DATASET ENTRIES

|---|

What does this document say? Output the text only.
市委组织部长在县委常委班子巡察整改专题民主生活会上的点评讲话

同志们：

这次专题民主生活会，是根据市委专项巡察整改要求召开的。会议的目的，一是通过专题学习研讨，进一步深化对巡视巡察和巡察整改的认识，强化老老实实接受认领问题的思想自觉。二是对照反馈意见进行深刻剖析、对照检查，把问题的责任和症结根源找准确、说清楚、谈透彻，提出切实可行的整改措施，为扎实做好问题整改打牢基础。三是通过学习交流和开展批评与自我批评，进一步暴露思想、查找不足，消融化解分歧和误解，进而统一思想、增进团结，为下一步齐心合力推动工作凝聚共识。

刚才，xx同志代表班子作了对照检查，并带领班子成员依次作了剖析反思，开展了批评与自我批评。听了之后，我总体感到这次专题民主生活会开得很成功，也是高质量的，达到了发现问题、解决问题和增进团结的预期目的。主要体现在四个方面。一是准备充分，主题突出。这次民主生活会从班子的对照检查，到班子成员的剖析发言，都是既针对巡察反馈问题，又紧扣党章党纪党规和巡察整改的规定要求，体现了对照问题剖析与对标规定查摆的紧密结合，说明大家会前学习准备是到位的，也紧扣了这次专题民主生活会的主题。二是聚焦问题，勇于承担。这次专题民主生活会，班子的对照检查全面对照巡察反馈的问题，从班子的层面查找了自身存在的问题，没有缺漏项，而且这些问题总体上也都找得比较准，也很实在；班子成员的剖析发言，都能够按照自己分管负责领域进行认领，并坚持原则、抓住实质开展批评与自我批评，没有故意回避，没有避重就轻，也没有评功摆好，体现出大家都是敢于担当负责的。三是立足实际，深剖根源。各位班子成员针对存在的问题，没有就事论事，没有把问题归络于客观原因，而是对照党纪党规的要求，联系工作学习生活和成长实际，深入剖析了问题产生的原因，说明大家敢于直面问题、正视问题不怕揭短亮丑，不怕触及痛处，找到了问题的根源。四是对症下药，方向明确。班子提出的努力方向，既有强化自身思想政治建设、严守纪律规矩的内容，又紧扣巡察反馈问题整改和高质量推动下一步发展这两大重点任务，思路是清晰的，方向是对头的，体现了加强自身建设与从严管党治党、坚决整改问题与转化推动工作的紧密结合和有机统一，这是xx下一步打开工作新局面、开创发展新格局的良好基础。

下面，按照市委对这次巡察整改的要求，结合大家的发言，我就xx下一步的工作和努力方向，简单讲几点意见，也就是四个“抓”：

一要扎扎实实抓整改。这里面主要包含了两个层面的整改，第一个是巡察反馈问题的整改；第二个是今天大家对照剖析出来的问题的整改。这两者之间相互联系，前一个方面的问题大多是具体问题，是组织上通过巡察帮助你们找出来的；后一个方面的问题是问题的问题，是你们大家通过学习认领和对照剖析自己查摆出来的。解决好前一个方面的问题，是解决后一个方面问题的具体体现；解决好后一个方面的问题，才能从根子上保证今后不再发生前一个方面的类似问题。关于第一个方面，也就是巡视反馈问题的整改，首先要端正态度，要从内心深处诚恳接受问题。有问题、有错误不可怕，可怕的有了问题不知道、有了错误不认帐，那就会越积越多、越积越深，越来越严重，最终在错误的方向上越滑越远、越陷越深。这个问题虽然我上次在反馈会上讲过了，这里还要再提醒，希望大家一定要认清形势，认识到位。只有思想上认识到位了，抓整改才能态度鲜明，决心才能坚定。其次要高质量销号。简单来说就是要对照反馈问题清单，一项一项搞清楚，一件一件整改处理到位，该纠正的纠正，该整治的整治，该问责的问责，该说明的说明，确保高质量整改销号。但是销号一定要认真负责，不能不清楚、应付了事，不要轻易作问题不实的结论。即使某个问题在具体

|---|

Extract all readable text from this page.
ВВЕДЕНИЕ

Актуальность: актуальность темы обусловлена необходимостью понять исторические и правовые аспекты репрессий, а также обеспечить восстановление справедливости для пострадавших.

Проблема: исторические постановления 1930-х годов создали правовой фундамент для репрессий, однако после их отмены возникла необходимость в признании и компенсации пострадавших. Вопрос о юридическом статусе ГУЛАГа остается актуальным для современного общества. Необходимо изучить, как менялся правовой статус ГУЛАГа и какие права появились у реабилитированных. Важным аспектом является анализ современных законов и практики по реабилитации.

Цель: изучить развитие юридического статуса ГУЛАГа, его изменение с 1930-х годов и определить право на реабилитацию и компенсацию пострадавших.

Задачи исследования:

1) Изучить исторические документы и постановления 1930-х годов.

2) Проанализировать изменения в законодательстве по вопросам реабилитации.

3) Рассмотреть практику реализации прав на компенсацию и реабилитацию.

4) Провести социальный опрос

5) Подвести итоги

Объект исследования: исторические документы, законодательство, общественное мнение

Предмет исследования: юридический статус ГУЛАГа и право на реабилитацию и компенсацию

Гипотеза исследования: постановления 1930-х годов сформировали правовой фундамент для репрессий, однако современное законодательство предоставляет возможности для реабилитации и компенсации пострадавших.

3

|---|

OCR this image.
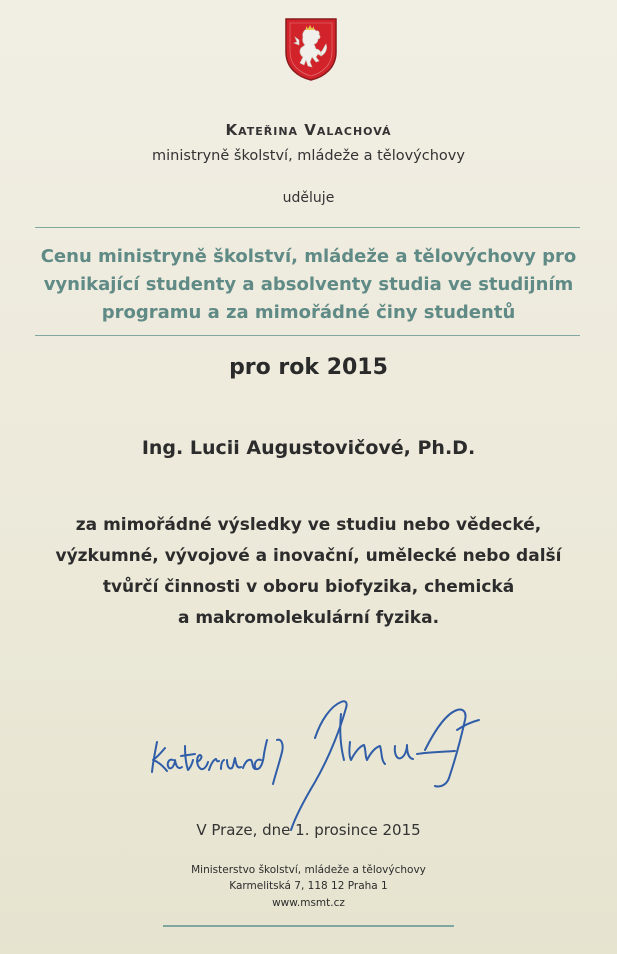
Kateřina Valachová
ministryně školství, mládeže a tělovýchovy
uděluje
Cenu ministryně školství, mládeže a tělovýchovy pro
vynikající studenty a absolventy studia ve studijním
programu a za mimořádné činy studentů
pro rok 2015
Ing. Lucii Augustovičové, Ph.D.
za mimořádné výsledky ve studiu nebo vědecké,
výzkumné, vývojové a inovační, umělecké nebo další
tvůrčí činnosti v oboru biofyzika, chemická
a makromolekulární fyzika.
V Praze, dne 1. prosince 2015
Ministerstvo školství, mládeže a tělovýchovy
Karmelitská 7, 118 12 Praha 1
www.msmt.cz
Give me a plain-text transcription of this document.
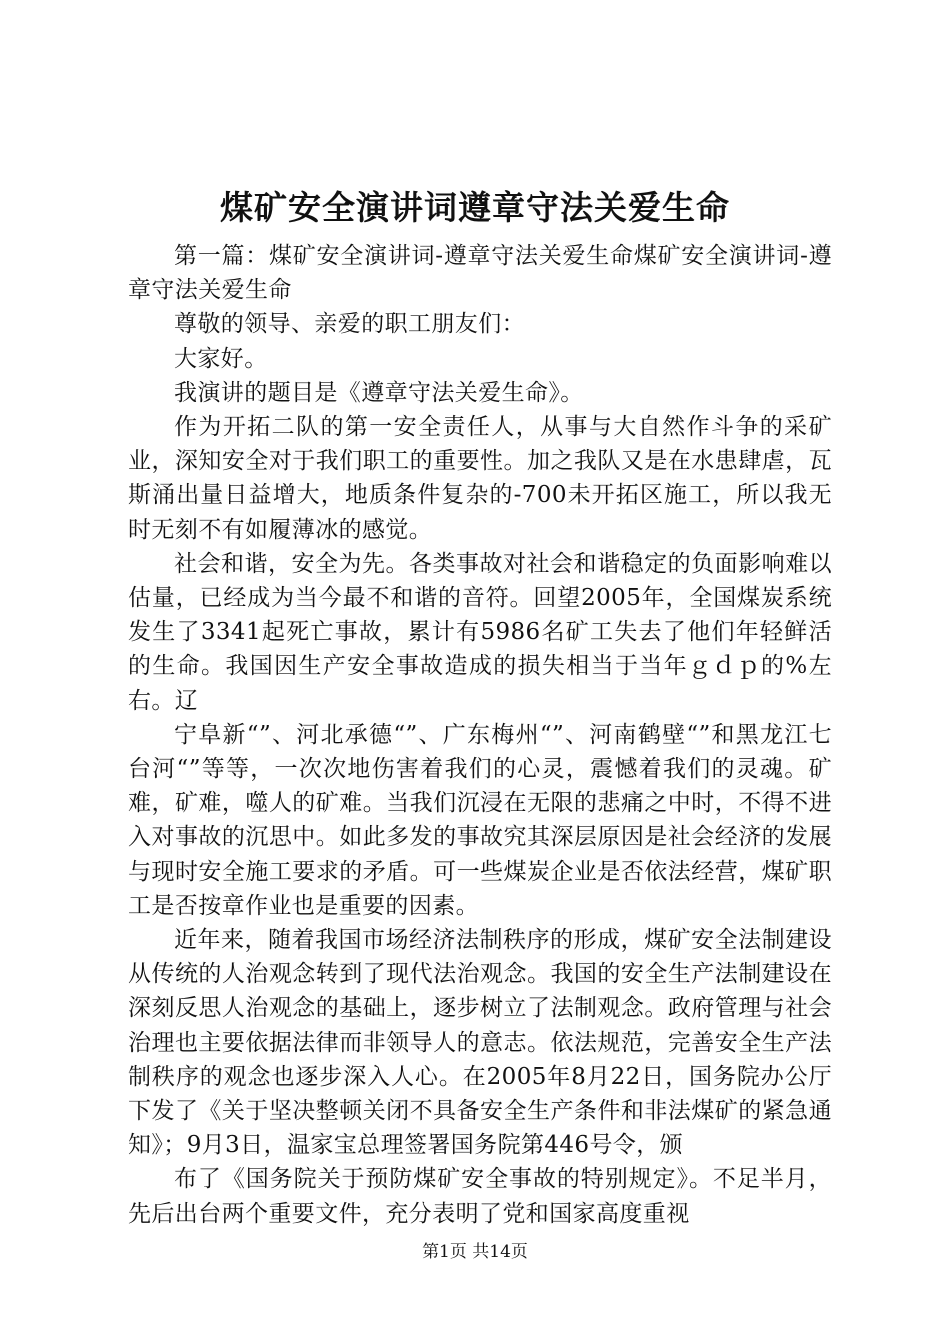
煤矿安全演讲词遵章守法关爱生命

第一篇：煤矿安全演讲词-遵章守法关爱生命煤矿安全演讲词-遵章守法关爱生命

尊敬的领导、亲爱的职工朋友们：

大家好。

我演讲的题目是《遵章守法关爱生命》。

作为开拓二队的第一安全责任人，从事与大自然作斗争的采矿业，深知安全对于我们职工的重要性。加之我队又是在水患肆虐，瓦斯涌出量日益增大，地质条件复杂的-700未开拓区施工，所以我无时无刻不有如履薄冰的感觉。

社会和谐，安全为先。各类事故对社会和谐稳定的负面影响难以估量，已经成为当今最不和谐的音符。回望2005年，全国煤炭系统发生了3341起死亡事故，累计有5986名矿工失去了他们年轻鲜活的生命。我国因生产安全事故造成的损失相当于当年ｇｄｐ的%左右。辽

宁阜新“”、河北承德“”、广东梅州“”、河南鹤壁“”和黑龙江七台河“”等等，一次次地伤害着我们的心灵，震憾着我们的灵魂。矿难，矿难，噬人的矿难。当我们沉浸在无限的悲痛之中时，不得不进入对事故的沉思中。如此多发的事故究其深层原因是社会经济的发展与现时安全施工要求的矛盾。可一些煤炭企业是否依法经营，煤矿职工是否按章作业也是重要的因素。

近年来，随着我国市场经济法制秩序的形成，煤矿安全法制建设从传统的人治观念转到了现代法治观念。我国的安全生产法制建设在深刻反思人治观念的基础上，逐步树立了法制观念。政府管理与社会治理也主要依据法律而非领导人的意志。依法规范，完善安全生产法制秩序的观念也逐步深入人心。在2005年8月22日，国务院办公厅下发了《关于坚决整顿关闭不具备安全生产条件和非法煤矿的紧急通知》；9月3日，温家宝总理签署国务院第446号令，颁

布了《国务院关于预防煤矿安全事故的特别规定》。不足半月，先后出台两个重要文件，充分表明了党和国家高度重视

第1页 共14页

|---|

WHAT IS NEEDED
Gather every line from the listing above in which the word "mimořádné" appears.

WORKED SOLUTION
programu a za mimořádné činy studentů
za mimořádné výsledky ve studiu nebo vědecké,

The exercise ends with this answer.